▶ [RECORDS SHOWN]
--- --- ---

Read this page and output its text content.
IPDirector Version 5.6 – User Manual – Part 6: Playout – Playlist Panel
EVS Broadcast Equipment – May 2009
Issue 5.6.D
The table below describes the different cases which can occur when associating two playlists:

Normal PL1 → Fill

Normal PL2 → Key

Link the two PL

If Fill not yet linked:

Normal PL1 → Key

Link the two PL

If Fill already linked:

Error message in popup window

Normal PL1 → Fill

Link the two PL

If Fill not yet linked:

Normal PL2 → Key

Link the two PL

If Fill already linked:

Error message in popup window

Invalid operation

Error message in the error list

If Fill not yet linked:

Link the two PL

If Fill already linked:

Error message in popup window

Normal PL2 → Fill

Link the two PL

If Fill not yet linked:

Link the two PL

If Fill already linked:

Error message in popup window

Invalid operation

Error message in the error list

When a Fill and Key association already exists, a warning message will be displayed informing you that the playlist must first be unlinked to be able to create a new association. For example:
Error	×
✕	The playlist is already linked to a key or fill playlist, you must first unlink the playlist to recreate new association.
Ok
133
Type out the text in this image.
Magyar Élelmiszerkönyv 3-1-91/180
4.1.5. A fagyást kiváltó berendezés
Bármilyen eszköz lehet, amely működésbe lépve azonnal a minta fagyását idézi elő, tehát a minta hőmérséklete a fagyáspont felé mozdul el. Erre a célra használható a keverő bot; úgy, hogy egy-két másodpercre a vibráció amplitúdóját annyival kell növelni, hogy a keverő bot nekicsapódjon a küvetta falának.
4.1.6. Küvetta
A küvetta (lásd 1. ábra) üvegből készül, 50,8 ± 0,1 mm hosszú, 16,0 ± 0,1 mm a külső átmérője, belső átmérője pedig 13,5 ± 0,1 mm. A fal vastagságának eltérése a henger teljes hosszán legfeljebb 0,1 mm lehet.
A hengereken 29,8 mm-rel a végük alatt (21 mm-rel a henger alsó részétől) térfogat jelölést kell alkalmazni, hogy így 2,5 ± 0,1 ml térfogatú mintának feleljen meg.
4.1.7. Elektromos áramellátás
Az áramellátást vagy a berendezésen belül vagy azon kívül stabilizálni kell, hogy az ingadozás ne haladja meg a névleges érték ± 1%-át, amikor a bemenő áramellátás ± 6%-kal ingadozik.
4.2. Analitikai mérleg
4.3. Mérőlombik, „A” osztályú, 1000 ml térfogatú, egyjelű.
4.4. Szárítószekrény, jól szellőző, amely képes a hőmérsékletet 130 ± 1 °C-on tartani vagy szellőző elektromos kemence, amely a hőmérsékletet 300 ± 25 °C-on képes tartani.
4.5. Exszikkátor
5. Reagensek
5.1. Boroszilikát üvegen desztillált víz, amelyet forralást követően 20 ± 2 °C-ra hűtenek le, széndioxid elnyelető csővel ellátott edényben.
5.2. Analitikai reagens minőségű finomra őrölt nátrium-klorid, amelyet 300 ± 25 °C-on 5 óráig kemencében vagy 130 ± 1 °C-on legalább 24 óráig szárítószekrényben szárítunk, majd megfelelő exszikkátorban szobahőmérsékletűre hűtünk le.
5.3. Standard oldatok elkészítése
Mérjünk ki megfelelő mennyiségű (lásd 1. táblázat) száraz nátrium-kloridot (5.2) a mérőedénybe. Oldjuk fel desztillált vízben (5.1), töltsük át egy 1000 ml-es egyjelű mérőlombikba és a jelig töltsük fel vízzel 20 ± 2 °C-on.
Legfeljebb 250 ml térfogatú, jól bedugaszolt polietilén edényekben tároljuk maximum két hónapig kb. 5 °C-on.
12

--- --- ---

▶ [WHAT IS BEING ASKED]
Check each line of the data above for the string "egyjelű", then report how many lines have it, with no other words.

▶ [EXERCISE RESULT]
2